• Brief:
Look for the word "packets" in each line and report the count of matching lines, with nothing added.

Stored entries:
BEGIN
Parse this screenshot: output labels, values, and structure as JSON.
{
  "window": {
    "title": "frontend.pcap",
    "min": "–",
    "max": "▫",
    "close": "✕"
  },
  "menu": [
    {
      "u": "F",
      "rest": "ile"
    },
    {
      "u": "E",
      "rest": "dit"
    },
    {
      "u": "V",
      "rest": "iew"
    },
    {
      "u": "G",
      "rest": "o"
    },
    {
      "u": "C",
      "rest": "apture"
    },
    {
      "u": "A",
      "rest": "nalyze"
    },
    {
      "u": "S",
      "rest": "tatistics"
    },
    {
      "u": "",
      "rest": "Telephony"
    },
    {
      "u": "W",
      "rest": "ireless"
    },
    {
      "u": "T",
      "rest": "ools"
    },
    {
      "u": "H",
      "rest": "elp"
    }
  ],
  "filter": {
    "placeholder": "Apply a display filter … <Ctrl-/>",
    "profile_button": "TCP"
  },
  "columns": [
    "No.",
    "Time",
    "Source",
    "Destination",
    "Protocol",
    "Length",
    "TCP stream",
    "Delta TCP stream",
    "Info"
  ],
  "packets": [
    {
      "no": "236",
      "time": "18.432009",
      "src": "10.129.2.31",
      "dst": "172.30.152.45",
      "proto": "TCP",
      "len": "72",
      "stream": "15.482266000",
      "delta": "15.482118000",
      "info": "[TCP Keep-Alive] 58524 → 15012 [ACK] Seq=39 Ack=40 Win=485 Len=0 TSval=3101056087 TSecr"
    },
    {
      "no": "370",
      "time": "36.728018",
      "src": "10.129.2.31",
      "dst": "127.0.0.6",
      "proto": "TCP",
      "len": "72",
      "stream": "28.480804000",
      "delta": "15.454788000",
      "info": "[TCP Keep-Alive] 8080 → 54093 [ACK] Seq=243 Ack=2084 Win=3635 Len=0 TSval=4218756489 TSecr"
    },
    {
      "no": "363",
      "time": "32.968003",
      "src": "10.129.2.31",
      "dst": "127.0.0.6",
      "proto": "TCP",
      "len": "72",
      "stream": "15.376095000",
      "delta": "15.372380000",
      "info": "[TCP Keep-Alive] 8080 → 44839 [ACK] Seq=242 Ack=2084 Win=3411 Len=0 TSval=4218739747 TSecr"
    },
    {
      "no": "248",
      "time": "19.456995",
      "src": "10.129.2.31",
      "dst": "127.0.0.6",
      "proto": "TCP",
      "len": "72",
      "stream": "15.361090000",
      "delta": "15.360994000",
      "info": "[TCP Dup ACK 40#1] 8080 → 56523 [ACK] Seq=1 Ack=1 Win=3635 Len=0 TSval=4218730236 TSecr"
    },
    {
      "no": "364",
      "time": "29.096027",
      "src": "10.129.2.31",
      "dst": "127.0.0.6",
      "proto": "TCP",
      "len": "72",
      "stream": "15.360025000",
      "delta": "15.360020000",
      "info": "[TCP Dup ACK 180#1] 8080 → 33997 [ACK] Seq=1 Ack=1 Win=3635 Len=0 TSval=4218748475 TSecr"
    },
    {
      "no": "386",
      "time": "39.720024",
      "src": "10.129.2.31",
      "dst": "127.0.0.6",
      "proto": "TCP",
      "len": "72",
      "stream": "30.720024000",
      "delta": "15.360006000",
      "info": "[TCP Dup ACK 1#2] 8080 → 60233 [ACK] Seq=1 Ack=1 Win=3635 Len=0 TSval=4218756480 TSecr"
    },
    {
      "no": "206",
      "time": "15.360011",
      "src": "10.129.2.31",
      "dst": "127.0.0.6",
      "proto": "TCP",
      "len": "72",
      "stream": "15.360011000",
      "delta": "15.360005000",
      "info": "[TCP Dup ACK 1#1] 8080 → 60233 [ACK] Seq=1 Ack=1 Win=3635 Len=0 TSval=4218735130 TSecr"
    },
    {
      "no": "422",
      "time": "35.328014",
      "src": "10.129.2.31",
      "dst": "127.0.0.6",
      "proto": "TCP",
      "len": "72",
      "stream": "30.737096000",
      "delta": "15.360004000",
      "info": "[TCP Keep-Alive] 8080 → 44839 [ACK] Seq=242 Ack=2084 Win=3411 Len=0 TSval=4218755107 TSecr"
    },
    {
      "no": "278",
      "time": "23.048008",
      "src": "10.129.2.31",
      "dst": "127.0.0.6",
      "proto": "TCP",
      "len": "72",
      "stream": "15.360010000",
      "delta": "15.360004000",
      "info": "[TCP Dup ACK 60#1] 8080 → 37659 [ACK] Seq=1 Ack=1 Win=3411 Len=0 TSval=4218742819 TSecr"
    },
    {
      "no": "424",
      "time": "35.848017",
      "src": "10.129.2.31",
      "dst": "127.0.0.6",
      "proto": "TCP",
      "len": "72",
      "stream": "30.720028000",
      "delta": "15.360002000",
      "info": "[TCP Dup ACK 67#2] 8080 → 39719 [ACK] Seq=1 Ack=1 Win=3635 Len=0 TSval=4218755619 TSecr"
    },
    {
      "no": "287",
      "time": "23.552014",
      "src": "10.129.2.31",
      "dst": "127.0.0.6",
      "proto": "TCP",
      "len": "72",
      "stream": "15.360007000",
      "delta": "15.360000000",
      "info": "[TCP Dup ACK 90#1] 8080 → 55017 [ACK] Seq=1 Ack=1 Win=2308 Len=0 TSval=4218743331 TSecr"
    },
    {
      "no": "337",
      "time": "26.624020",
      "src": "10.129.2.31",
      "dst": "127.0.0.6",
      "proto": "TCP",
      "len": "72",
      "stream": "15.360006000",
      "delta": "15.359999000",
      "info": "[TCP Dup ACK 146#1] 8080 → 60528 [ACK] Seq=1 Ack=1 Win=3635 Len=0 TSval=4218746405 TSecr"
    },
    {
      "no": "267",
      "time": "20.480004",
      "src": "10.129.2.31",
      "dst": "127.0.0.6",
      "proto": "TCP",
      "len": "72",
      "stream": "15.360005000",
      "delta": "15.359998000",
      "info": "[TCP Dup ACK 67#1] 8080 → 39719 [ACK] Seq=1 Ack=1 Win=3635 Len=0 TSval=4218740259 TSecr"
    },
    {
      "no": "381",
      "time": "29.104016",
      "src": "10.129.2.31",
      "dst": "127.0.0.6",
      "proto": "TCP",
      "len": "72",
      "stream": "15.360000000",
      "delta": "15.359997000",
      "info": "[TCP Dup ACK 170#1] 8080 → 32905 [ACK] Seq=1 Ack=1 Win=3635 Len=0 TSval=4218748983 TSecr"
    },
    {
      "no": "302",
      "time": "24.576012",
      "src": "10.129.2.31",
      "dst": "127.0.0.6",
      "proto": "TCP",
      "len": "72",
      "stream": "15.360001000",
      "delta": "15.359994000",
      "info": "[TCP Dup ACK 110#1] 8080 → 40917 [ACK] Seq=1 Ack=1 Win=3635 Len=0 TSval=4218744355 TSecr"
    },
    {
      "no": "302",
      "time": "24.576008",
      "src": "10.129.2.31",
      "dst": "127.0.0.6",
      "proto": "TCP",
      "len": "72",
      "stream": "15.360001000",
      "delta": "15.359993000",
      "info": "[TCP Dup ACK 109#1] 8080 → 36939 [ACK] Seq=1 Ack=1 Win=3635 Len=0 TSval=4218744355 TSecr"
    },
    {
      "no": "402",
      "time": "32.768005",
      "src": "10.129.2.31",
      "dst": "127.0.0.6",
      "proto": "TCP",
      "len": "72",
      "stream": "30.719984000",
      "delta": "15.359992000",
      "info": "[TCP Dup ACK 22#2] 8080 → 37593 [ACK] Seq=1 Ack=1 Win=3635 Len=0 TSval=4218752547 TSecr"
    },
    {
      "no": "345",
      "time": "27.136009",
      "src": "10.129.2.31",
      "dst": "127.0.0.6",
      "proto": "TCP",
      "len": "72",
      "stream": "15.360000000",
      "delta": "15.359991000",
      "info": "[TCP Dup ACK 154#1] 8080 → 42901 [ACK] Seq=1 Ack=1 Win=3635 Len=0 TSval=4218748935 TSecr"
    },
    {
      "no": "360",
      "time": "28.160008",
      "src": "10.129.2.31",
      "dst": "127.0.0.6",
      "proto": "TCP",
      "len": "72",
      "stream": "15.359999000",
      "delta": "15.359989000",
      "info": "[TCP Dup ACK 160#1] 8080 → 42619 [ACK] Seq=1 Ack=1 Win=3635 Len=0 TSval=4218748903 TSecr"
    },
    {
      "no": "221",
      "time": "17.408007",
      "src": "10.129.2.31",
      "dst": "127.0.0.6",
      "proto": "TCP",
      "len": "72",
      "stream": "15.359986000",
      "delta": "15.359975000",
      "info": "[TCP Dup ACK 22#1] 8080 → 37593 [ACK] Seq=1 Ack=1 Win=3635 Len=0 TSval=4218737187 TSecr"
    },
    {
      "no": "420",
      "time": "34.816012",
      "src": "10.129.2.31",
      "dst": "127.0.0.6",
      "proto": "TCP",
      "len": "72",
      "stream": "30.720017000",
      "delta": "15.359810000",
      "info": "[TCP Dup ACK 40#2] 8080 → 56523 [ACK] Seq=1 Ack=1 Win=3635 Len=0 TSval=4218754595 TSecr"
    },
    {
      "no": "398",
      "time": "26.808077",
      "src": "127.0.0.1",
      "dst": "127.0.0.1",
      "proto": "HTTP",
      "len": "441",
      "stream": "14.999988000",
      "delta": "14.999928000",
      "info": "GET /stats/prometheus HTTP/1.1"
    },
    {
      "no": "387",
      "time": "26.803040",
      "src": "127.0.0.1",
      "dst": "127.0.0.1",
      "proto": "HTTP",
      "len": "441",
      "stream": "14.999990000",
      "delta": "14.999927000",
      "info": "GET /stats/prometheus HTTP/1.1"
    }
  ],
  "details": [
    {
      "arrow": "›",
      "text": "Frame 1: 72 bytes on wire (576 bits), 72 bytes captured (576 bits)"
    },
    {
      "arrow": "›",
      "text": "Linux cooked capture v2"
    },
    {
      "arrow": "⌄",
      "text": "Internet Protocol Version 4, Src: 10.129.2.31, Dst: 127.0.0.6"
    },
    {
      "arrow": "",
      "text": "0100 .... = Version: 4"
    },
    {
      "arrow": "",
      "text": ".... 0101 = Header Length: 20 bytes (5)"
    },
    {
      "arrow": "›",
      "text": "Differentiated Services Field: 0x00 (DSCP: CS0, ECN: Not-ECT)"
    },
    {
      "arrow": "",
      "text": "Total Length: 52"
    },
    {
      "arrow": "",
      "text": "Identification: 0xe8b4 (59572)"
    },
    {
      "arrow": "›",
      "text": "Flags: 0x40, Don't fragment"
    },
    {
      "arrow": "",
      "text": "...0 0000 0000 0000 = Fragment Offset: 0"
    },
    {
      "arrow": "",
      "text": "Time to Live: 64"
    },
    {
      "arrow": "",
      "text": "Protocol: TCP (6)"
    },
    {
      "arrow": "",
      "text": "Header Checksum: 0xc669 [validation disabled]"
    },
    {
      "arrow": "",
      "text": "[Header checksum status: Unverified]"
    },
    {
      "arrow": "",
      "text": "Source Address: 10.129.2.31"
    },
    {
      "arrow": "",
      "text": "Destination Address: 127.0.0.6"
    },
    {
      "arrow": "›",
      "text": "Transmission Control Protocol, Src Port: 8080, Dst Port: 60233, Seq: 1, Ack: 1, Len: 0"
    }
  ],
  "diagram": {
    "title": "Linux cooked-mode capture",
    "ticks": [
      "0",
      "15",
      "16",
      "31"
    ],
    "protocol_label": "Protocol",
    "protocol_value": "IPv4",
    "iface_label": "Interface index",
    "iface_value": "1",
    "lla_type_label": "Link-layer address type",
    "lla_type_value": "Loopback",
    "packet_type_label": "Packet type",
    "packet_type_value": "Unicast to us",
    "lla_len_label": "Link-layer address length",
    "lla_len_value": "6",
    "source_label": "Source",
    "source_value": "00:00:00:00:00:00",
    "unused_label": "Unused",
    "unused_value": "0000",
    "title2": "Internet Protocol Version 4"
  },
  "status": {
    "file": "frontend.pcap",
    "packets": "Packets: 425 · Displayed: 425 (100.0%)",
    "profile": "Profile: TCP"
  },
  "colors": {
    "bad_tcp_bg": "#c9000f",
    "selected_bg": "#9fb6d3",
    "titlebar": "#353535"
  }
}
END
• Result of this exercise:
2